/---

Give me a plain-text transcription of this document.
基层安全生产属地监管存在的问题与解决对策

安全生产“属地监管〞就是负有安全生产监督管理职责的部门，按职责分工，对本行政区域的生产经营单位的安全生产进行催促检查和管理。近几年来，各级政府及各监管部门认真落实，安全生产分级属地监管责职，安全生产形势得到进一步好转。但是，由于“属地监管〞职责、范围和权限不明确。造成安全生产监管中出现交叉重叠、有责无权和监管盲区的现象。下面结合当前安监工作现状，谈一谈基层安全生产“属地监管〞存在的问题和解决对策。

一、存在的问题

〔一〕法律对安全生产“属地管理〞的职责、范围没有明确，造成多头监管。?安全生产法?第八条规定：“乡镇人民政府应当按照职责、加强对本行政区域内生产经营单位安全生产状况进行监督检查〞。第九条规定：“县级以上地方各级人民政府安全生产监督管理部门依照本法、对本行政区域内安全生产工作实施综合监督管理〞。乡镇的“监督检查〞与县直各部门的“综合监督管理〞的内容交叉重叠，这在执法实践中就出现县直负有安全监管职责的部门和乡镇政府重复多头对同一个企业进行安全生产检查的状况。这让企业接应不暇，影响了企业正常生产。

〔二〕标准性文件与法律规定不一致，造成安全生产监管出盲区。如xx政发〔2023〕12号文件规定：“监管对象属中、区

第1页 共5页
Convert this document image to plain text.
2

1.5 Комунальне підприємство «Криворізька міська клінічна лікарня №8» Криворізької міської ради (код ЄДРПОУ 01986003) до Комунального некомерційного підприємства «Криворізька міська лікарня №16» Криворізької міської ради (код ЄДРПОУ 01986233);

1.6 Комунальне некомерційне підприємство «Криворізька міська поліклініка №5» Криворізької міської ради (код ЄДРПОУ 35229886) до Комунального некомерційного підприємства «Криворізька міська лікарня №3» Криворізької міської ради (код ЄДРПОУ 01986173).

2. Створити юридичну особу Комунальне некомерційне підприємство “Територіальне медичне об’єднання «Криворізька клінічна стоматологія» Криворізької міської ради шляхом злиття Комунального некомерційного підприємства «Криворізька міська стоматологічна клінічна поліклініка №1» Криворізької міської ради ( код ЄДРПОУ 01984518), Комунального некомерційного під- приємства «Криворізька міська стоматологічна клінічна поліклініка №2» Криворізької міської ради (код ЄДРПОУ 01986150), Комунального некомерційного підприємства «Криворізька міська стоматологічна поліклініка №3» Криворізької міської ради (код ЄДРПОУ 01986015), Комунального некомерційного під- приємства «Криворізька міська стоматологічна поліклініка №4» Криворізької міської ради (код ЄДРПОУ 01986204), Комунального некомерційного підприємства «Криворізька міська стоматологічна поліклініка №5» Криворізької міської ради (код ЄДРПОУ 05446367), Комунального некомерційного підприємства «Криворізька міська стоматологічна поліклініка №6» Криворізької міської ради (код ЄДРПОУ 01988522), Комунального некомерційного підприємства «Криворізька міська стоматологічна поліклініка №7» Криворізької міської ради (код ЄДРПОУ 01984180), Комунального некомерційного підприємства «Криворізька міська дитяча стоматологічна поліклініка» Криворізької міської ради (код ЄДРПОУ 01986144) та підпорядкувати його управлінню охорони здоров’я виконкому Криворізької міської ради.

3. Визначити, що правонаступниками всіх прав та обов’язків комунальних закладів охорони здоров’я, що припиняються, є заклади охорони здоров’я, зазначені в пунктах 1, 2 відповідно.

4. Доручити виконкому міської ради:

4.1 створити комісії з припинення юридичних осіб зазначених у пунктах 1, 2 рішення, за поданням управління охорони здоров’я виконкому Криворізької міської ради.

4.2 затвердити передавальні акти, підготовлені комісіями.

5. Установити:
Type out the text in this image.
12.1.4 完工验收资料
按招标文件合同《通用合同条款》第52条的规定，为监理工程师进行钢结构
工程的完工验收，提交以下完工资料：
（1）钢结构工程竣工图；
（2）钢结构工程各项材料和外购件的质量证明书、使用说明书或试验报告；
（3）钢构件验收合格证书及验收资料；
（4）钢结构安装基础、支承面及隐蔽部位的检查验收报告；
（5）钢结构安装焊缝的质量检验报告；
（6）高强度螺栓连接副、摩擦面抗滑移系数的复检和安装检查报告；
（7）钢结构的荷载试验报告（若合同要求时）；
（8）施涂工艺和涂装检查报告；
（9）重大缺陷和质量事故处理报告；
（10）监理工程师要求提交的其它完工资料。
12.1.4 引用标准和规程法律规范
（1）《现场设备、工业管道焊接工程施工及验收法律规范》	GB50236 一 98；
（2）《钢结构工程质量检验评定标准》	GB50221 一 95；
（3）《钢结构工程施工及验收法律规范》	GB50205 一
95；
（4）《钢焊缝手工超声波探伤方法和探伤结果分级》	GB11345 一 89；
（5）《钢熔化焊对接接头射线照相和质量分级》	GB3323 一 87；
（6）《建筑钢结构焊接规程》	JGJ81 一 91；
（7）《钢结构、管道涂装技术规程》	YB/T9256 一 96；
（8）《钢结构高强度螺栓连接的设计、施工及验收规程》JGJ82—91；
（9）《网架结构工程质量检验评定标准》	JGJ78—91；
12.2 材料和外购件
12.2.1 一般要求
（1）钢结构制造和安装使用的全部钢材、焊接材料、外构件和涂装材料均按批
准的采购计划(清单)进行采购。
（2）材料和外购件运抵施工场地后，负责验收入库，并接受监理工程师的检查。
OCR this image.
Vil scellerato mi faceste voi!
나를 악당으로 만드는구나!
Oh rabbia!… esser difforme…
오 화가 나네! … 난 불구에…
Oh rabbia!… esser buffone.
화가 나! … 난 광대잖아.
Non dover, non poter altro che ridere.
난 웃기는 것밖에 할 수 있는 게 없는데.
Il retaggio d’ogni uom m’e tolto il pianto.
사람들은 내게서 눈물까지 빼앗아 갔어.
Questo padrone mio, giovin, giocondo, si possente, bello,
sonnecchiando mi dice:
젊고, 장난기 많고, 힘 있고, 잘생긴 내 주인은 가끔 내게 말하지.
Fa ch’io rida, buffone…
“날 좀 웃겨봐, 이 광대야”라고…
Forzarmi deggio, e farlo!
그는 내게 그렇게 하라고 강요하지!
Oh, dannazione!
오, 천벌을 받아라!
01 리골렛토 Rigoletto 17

\---

== TASK TO CARRY OUT ==
Write the lines out verbatim, from the one with "OCR this image." through the last line of the entries, and stop there.

== REPLY ==
OCR this image.
Vil scellerato mi faceste voi!
나를 악당으로 만드는구나!
Oh rabbia!… esser difforme…
오 화가 나네! … 난 불구에…
Oh rabbia!… esser buffone.
화가 나! … 난 광대잖아.
Non dover, non poter altro che ridere.
난 웃기는 것밖에 할 수 있는 게 없는데.
Il retaggio d’ogni uom m’e tolto il pianto.
사람들은 내게서 눈물까지 빼앗아 갔어.
Questo padrone mio, giovin, giocondo, si possente, bello,
sonnecchiando mi dice:
젊고, 장난기 많고, 힘 있고, 잘생긴 내 주인은 가끔 내게 말하지.
Fa ch’io rida, buffone…
“날 좀 웃겨봐, 이 광대야”라고…
Forzarmi deggio, e farlo!
그는 내게 그렇게 하라고 강요하지!
Oh, dannazione!
오, 천벌을 받아라!
01 리골렛토 Rigoletto 17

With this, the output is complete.